## [TASK INSTRUCTIONS]
Only lines with the word "ylabel" are needed; collect each of them from the listing below.

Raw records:
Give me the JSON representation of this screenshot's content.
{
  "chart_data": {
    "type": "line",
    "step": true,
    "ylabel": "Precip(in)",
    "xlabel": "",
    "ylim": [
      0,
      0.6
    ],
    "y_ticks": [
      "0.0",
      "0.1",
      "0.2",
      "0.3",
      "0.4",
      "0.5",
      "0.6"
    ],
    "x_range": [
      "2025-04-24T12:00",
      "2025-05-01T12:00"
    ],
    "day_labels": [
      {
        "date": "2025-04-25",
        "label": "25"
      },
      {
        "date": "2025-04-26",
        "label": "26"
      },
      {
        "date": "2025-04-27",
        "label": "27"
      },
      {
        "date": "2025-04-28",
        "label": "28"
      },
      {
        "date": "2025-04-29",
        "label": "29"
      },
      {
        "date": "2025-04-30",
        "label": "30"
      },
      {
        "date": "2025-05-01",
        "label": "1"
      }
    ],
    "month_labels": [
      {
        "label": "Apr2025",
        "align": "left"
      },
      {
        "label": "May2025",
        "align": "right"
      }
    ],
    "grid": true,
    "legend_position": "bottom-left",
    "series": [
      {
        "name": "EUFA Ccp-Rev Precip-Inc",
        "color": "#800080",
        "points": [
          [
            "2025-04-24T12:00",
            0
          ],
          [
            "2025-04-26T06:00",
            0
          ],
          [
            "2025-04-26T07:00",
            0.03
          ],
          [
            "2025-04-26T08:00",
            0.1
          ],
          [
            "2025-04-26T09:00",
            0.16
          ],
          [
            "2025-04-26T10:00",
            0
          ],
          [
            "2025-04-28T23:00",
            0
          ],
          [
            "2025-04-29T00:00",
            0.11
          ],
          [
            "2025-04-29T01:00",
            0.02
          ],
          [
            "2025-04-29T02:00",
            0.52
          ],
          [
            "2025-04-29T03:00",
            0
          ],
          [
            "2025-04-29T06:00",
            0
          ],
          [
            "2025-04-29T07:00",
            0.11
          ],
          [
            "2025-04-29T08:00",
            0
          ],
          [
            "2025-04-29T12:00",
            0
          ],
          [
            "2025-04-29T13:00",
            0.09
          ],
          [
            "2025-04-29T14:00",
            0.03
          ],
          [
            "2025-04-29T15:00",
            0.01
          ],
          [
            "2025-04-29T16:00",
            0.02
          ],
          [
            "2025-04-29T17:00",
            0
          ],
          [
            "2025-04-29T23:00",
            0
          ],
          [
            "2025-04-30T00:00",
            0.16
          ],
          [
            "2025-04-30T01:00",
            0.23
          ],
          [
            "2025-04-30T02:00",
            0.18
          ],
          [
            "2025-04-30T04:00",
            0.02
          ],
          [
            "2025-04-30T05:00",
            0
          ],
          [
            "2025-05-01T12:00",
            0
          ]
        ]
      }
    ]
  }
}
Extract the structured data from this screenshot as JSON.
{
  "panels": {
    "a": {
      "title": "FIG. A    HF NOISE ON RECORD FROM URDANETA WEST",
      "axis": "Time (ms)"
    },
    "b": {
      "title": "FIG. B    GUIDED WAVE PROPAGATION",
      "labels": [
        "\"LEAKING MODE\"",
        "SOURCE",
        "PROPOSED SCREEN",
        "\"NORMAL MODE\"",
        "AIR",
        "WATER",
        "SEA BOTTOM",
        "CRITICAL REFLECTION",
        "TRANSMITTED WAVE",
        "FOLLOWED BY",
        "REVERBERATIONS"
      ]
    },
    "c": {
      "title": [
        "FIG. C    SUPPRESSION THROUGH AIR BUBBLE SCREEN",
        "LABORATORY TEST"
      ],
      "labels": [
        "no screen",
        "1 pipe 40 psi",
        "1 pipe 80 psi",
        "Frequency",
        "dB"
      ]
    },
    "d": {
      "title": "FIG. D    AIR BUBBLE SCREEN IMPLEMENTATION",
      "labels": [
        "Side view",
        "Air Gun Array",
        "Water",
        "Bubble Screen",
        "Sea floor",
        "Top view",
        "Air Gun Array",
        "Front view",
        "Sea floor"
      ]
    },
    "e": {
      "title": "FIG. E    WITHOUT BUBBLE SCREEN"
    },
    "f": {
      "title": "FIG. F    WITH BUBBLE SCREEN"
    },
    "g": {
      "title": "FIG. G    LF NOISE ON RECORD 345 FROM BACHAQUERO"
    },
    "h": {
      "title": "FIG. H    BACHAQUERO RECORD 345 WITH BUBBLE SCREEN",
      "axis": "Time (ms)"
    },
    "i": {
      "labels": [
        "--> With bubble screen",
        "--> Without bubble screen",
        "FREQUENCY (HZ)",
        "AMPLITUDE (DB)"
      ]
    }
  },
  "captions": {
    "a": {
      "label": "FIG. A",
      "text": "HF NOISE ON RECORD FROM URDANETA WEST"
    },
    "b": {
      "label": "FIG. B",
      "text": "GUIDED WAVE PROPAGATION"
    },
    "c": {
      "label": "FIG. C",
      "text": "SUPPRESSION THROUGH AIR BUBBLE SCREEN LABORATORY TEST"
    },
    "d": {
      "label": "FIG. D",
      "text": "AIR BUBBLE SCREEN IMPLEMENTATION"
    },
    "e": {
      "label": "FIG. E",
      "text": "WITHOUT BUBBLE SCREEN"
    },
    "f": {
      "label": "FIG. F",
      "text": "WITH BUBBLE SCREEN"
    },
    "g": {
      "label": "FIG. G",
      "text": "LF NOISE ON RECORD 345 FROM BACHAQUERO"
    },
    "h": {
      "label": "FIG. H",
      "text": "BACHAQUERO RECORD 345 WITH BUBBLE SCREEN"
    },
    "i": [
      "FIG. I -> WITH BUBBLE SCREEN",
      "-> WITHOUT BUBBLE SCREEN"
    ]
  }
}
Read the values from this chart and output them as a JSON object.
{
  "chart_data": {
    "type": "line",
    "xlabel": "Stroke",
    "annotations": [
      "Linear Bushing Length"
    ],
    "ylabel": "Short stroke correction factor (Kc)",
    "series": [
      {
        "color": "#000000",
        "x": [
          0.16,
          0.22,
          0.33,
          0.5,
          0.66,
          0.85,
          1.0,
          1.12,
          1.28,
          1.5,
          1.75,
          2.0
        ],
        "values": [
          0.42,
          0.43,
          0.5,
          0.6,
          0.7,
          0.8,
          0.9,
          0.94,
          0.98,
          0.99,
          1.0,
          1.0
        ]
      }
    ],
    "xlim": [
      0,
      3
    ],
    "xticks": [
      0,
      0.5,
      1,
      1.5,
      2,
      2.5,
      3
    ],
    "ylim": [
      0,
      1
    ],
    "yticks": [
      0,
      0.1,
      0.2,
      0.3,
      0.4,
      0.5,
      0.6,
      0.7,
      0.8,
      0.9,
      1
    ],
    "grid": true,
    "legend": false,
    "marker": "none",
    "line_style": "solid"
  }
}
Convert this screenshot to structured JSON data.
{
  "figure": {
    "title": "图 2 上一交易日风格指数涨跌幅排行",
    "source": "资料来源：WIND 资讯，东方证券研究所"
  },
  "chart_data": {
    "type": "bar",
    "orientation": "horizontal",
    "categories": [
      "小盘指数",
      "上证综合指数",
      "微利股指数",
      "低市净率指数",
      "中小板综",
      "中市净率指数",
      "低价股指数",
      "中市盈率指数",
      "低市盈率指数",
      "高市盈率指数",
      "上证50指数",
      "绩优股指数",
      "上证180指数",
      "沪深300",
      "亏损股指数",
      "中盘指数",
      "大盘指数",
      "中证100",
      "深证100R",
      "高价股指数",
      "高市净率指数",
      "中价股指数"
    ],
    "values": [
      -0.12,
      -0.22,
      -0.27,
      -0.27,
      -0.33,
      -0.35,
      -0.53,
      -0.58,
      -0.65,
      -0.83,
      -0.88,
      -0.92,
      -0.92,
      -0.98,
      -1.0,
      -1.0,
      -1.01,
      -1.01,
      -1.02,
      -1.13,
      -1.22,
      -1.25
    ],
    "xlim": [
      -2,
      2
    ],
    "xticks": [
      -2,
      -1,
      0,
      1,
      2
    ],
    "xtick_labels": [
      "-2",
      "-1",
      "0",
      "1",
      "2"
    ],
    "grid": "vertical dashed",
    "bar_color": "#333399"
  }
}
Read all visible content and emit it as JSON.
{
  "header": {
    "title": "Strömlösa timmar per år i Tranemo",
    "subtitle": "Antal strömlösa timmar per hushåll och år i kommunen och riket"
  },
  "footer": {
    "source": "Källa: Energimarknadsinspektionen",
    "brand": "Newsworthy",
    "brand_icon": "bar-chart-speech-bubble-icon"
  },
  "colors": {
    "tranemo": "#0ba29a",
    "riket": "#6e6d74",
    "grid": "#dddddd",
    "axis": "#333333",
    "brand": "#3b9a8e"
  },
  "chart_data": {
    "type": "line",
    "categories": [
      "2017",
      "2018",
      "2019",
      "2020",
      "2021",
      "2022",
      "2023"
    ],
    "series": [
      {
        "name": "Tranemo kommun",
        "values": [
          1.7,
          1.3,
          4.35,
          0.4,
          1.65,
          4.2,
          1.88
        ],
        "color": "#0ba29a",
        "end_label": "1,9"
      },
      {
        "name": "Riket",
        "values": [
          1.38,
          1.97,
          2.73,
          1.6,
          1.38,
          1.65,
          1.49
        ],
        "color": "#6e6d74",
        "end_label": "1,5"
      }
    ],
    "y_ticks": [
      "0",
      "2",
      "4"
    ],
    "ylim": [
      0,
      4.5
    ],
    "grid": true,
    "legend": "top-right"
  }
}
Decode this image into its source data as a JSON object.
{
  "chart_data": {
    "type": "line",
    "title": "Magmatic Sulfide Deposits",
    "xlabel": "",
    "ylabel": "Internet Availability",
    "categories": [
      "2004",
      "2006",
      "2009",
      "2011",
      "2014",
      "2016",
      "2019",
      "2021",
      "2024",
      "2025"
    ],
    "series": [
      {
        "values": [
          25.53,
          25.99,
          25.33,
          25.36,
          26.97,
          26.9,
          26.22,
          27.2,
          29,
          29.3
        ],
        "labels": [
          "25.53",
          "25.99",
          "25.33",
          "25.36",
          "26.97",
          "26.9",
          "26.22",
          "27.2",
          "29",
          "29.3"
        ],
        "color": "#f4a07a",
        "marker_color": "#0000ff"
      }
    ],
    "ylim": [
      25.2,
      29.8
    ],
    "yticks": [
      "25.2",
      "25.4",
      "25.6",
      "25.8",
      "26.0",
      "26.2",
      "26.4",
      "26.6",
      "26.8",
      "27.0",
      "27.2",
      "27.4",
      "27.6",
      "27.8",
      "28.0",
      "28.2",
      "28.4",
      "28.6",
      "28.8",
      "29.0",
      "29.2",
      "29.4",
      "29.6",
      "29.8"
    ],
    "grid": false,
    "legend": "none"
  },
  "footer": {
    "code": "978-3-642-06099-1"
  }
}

## [WORKED ANSWER]
    "ylabel": "Precip(in)",
    "ylabel": "Short stroke correction factor (Kc)",
    "ylabel": "Internet Availability",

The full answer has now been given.